• _INSTRUCTIONS FOR THE TASK_: Would you repeat the listing exactly but omit every picture?
═══ GIVEN DATA ═══
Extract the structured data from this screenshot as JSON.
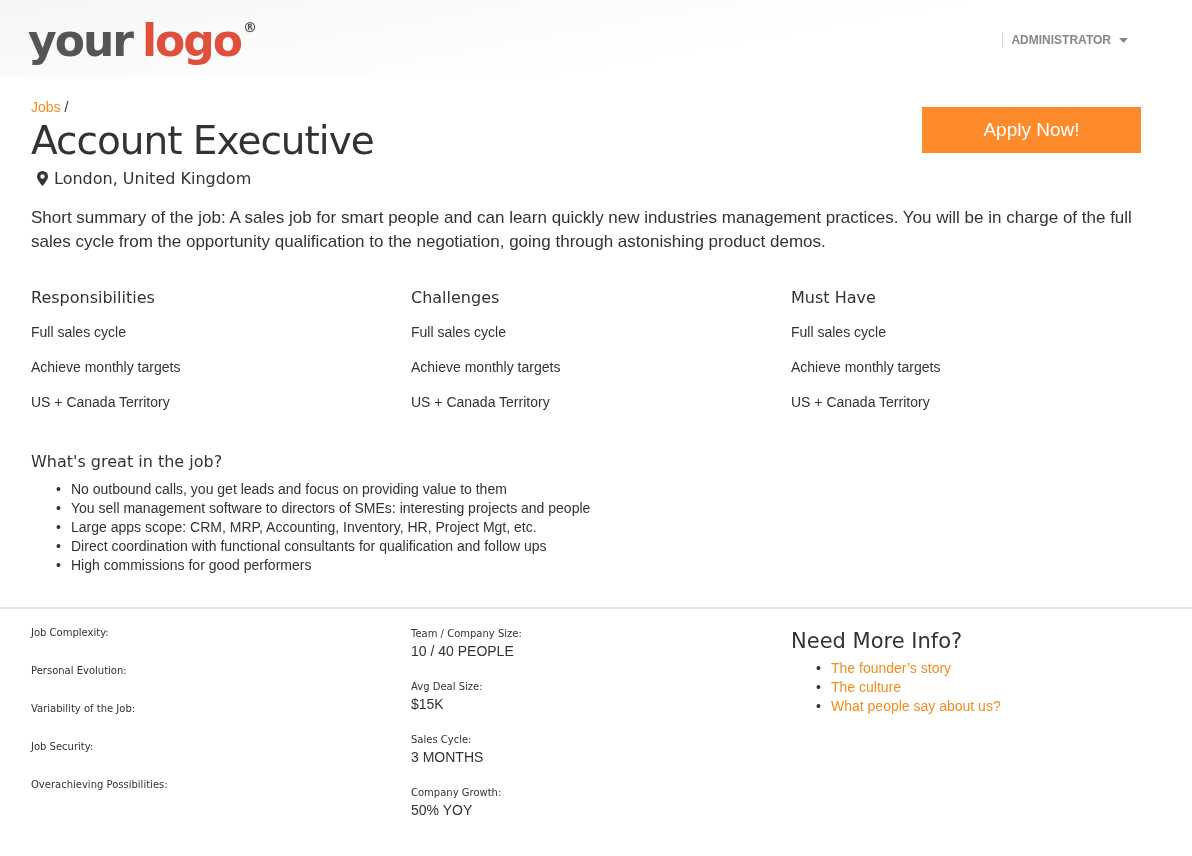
{
  "header": {
    "logo": {
      "dark": "your",
      "accent": "logo",
      "mark": "®"
    },
    "user_menu": "ADMINISTRATOR"
  },
  "breadcrumb": {
    "link": "Jobs",
    "separator": "/"
  },
  "job": {
    "title": "Account Executive",
    "location": "London, United Kingdom",
    "apply_button": "Apply Now!",
    "summary": "Short summary of the job: A sales job for smart people and can learn quickly new industries management practices. You will be in charge of the full sales cycle from the opportunity qualification to the negotiation, going through astonishing product demos."
  },
  "columns": [
    {
      "title": "Responsibilities",
      "items": [
        "Full sales cycle",
        "Achieve monthly targets",
        "US + Canada Territory"
      ]
    },
    {
      "title": "Challenges",
      "items": [
        "Full sales cycle",
        "Achieve monthly targets",
        "US + Canada Territory"
      ]
    },
    {
      "title": "Must Have",
      "items": [
        "Full sales cycle",
        "Achieve monthly targets",
        "US + Canada Territory"
      ]
    }
  ],
  "great": {
    "title": "What's great in the job?",
    "marker": "•",
    "items": [
      "No outbound calls, you get leads and focus on providing value to them",
      "You sell management software to directors of SMEs: interesting projects and people",
      "Large apps scope: CRM, MRP, Accounting, Inventory, HR, Project Mgt, etc.",
      "Direct coordination with functional consultants for qualification and follow ups",
      "High commissions for good performers"
    ]
  },
  "ratings": [
    "Job Complexity:",
    "Personal Evolution:",
    "Variability of the Job:",
    "Job Security:",
    "Overachieving Possibilities:"
  ],
  "facts": [
    {
      "label": "Team / Company Size:",
      "value": "10 / 40 PEOPLE"
    },
    {
      "label": "Avg Deal Size:",
      "value": "$15K"
    },
    {
      "label": "Sales Cycle:",
      "value": "3 MONTHS"
    },
    {
      "label": "Company Growth:",
      "value": "50% YOY"
    }
  ],
  "more_info": {
    "title": "Need More Info?",
    "marker": "•",
    "links": [
      "The founder’s story",
      "The culture",
      "What people say about us?"
    ]
  }
}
═══
• _ANSWER BELOW_:
Extract the structured data from this screenshot as JSON.
{
  "header": {
    "logo": {
      "dark": "your",
      "accent": "logo",
      "mark": "®"
    },
    "user_menu": "ADMINISTRATOR"
  },
  "breadcrumb": {
    "link": "Jobs",
    "separator": "/"
  },
  "job": {
    "title": "Account Executive",
    "location": "London, United Kingdom",
    "apply_button": "Apply Now!",
    "summary": "Short summary of the job: A sales job for smart people and can learn quickly new industries management practices. You will be in charge of the full sales cycle from the opportunity qualification to the negotiation, going through astonishing product demos."
  },
  "columns": [
    {
      "title": "Responsibilities",
      "items": [
        "Full sales cycle",
        "Achieve monthly targets",
        "US + Canada Territory"
      ]
    },
    {
      "title": "Challenges",
      "items": [
        "Full sales cycle",
        "Achieve monthly targets",
        "US + Canada Territory"
      ]
    },
    {
      "title": "Must Have",
      "items": [
        "Full sales cycle",
        "Achieve monthly targets",
        "US + Canada Territory"
      ]
    }
  ],
  "great": {
    "title": "What's great in the job?",
    "marker": "•",
    "items": [
      "No outbound calls, you get leads and focus on providing value to them",
      "You sell management software to directors of SMEs: interesting projects and people",
      "Large apps scope: CRM, MRP, Accounting, Inventory, HR, Project Mgt, etc.",
      "Direct coordination with functional consultants for qualification and follow ups",
      "High commissions for good performers"
    ]
  },
  "ratings": [
    "Job Complexity:",
    "Personal Evolution:",
    "Variability of the Job:",
    "Job Security:",
    "Overachieving Possibilities:"
  ],
  "facts": [
    {
      "label": "Team / Company Size:",
      "value": "10 / 40 PEOPLE"
    },
    {
      "label": "Avg Deal Size:",
      "value": "$15K"
    },
    {
      "label": "Sales Cycle:",
      "value": "3 MONTHS"
    },
    {
      "label": "Company Growth:",
      "value": "50% YOY"
    }
  ],
  "more_info": {
    "title": "Need More Info?",
    "marker": "•",
    "links": [
      "The founder’s story",
      "The culture",
      "What people say about us?"
    ]
  }
}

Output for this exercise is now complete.